# START OF Exercise material

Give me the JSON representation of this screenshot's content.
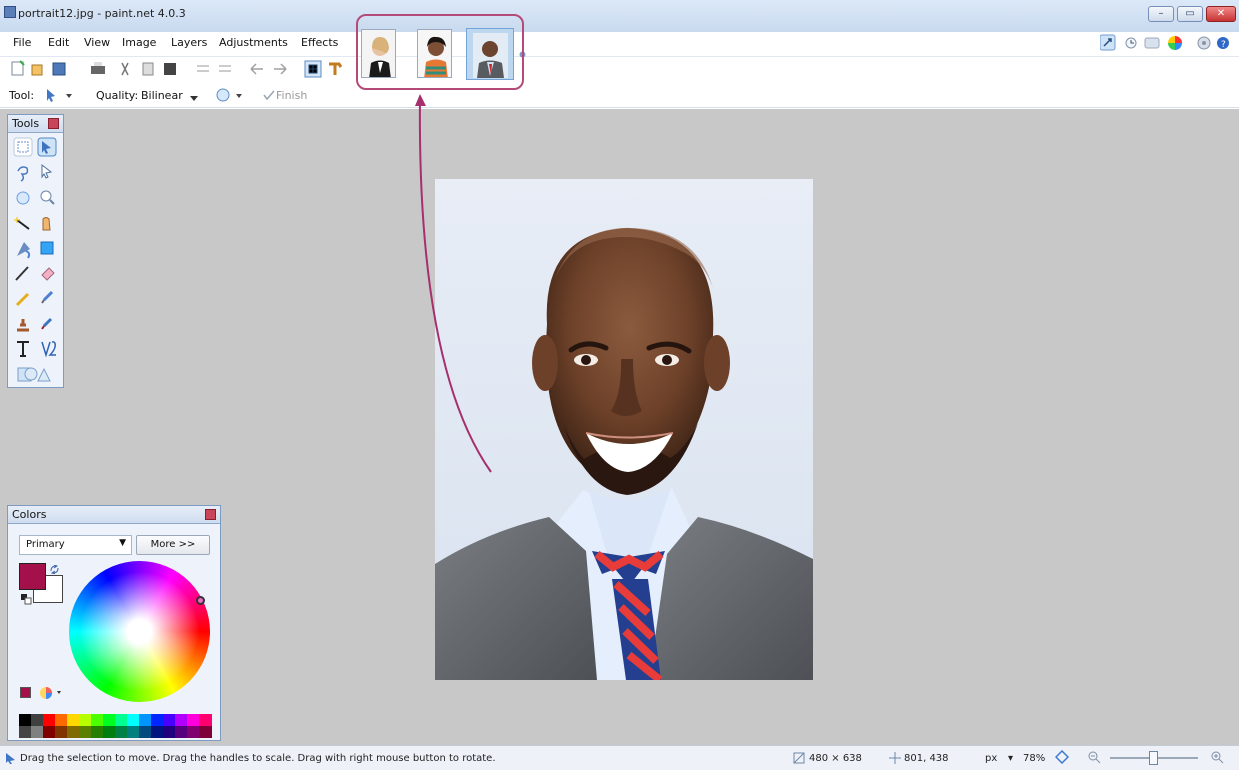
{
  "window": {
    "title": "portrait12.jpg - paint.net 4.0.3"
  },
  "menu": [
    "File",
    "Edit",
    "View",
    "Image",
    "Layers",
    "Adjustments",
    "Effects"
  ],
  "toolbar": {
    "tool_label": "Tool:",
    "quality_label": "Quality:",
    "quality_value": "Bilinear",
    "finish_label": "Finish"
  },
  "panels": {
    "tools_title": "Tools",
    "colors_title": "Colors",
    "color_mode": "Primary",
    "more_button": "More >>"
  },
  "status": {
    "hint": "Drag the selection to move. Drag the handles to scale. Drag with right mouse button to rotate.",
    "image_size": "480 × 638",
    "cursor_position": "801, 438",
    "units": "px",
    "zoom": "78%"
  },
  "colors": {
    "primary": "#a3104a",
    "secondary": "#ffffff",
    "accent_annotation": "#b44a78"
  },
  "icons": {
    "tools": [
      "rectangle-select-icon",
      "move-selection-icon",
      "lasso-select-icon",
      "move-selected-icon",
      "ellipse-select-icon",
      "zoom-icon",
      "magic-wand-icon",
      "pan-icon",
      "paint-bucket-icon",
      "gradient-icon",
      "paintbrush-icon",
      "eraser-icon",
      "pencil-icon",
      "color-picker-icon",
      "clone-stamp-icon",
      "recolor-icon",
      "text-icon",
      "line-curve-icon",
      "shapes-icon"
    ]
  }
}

# END OF Exercise material
# START OF Exercise material

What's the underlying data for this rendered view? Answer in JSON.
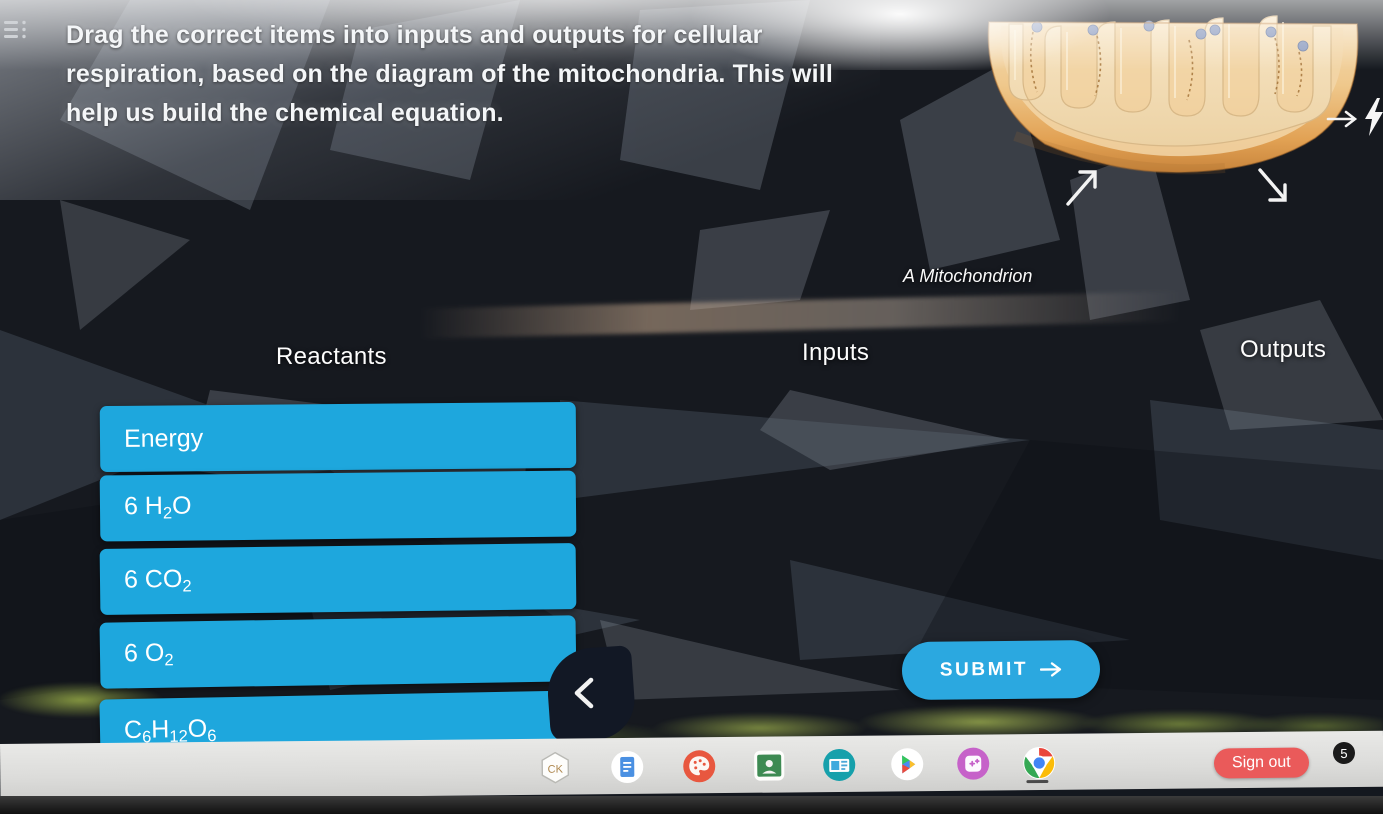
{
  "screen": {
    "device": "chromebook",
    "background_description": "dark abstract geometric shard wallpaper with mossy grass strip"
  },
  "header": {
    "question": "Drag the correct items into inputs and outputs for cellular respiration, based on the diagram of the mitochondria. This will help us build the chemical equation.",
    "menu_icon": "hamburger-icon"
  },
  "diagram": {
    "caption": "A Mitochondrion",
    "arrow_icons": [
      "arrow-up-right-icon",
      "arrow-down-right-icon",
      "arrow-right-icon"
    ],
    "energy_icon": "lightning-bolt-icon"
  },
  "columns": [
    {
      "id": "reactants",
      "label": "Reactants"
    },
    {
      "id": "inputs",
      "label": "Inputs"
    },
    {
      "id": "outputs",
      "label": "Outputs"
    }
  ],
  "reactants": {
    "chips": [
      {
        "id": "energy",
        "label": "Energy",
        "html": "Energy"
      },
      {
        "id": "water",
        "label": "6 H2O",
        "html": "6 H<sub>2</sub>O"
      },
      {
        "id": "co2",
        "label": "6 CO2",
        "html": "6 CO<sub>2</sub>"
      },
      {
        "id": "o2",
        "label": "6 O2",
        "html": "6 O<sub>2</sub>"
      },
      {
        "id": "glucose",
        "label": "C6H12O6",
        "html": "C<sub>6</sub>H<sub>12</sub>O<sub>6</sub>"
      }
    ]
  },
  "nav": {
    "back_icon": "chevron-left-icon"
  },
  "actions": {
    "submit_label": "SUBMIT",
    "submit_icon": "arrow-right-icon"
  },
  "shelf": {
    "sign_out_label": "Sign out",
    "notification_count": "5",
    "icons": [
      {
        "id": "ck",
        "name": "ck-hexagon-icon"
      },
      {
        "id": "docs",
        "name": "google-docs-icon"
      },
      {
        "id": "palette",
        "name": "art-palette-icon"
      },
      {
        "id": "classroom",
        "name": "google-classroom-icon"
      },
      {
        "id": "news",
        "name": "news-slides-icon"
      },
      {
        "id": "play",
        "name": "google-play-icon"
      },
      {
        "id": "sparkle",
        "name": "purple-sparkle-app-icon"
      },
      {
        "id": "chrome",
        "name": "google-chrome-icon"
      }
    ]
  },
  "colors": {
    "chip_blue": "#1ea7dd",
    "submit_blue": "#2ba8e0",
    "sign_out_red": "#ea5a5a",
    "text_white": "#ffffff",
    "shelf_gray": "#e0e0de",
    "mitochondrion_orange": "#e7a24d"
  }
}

# END OF Exercise material

** Written task **
Search the lines above for the string "ffffff", then show every one that has it.

** Result **
    "secondary": "#ffffff",
    "text_white": "#ffffff",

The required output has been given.